*Material supplied:*
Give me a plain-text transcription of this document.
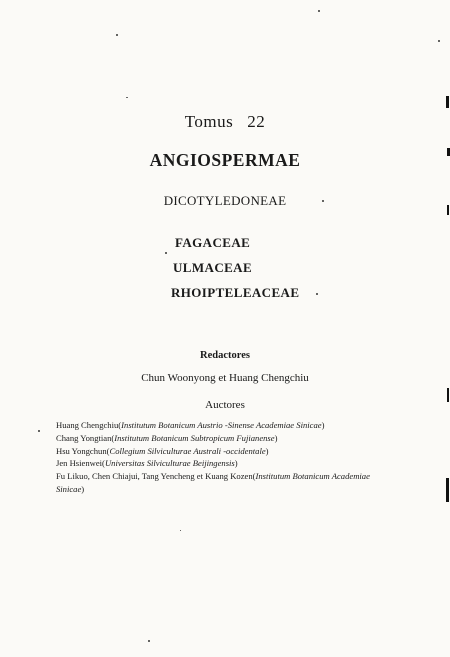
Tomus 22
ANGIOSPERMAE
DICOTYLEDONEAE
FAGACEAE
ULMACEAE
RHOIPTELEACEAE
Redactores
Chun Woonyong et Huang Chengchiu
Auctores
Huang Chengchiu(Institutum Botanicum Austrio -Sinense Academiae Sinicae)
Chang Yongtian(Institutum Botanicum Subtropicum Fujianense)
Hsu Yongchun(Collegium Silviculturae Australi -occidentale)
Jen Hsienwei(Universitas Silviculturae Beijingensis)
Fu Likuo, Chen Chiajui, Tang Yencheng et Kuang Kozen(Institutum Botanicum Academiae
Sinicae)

*What you should do:* Extract the text of all the records above verbatim, excluding pictures.

*Task solution:*
Give me a plain-text transcription of this document.
Tomus 22
ANGIOSPERMAE
DICOTYLEDONEAE
FAGACEAE
ULMACEAE
RHOIPTELEACEAE
Redactores
Chun Woonyong et Huang Chengchiu
Auctores
Huang Chengchiu(Institutum Botanicum Austrio -Sinense Academiae Sinicae)
Chang Yongtian(Institutum Botanicum Subtropicum Fujianense)
Hsu Yongchun(Collegium Silviculturae Australi -occidentale)
Jen Hsienwei(Universitas Silviculturae Beijingensis)
Fu Likuo, Chen Chiajui, Tang Yencheng et Kuang Kozen(Institutum Botanicum Academiae
Sinicae)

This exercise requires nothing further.